- [The request]
Go through the records and show each line where the word "куртке" occurs.

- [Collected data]

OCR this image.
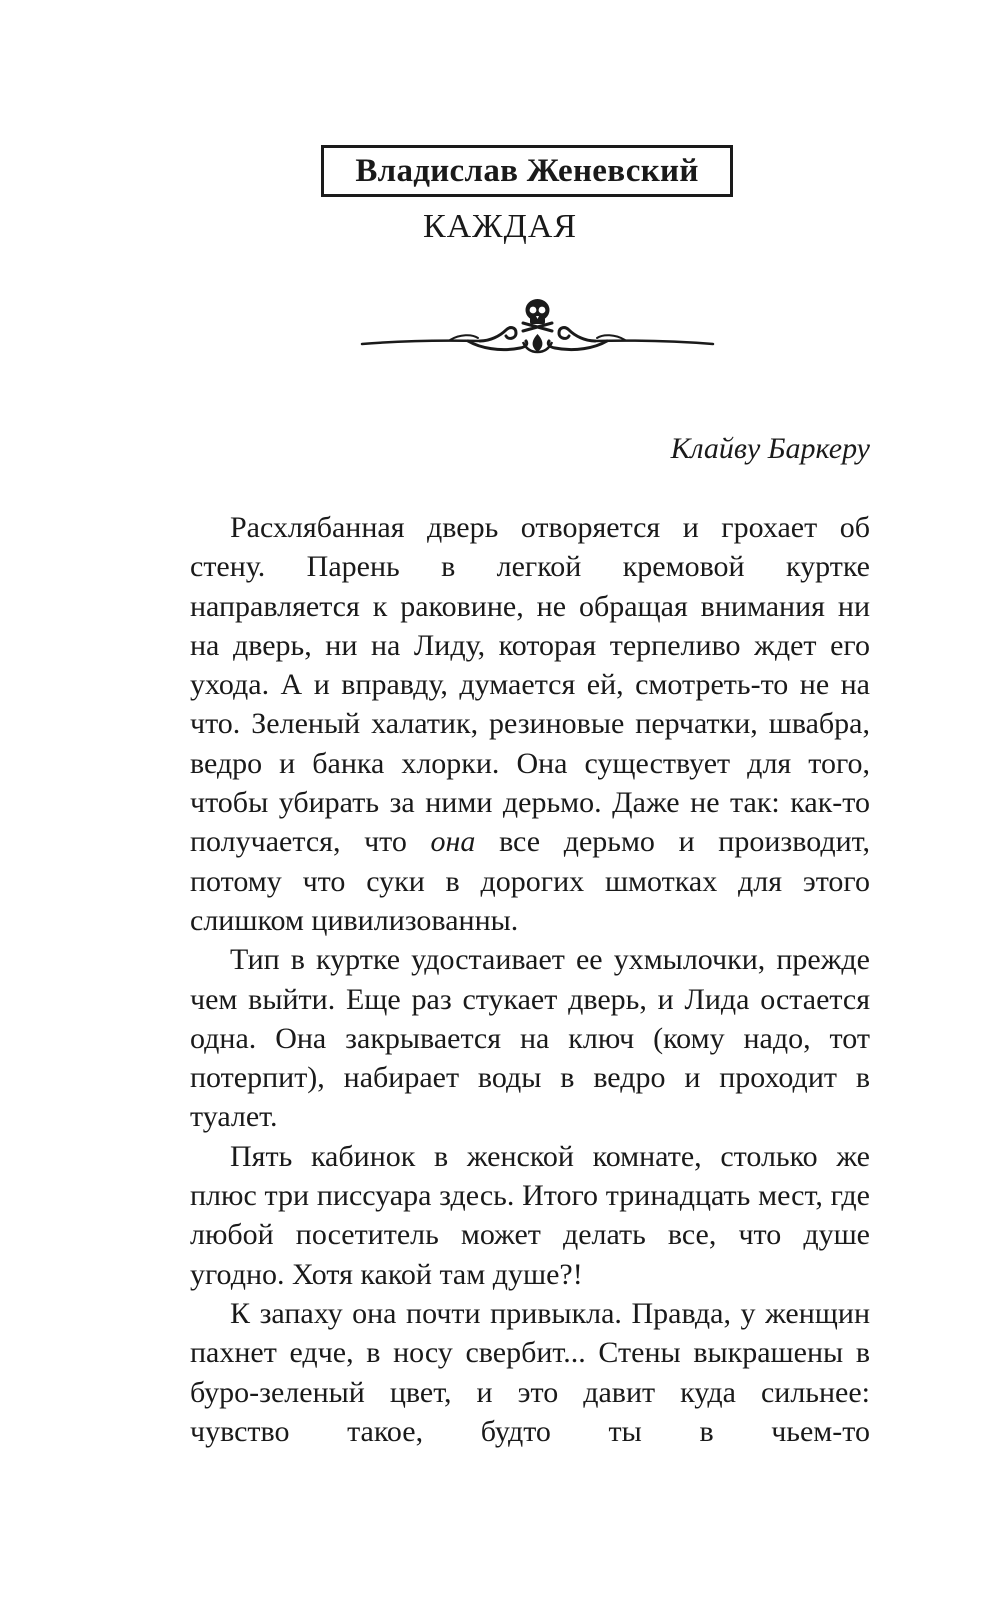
Владислав Женевский
КАЖДАЯ
Клайву Баркеру

Расхлябанная дверь отворяется и грохает об стену. Парень в легкой кремовой куртке направляется к раковине, не обращая внимания ни на дверь, ни на Лиду, которая терпеливо ждет его ухода. А и вправду, думается ей, смотреть-то не на что. Зеленый халатик, резиновые перчатки, швабра, ведро и банка хлорки. Она существует для того, чтобы убирать за ними дерьмо. Даже не так: как-то получается, что она все дерьмо и производит, потому что суки в дорогих шмотках для этого слишком цивилизованны.

Тип в куртке удостаивает ее ухмылочки, прежде чем выйти. Еще раз стукает дверь, и Лида остается одна. Она закрывается на ключ (кому надо, тот потерпит), набирает воды в ведро и проходит в туалет.

Пять кабинок в женской комнате, столько же плюс три писсуара здесь. Итого тринадцать мест, где любой посетитель может делать все, что душе угодно. Хотя какой там душе?!

К запаху она почти привыкла. Правда, у женщин пахнет едче, в носу свербит... Стены выкрашены в буро-зеленый цвет, и это давит куда сильнее: чувство такое, будто ты в чьем-то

- [Expected output]
Расхлябанная дверь отворяется и грохает об стену. Парень в легкой кремовой куртке направляется к раковине, не обращая внимания ни на дверь, ни на Лиду, которая терпеливо ждет его ухода. А и вправду, думается ей, смотреть-то не на что. Зеленый халатик, резиновые перчатки, швабра, ведро и банка хлорки. Она существует для того, чтобы убирать за ними дерьмо. Даже не так: как-то получается, что она все дерьмо и производит, потому что суки в дорогих шмотках для этого слишком цивилизованны.
Тип в куртке удостаивает ее ухмылочки, прежде чем выйти. Еще раз стукает дверь, и Лида остается одна. Она закрывается на ключ (кому надо, тот потерпит), набирает воды в ведро и проходит в туалет.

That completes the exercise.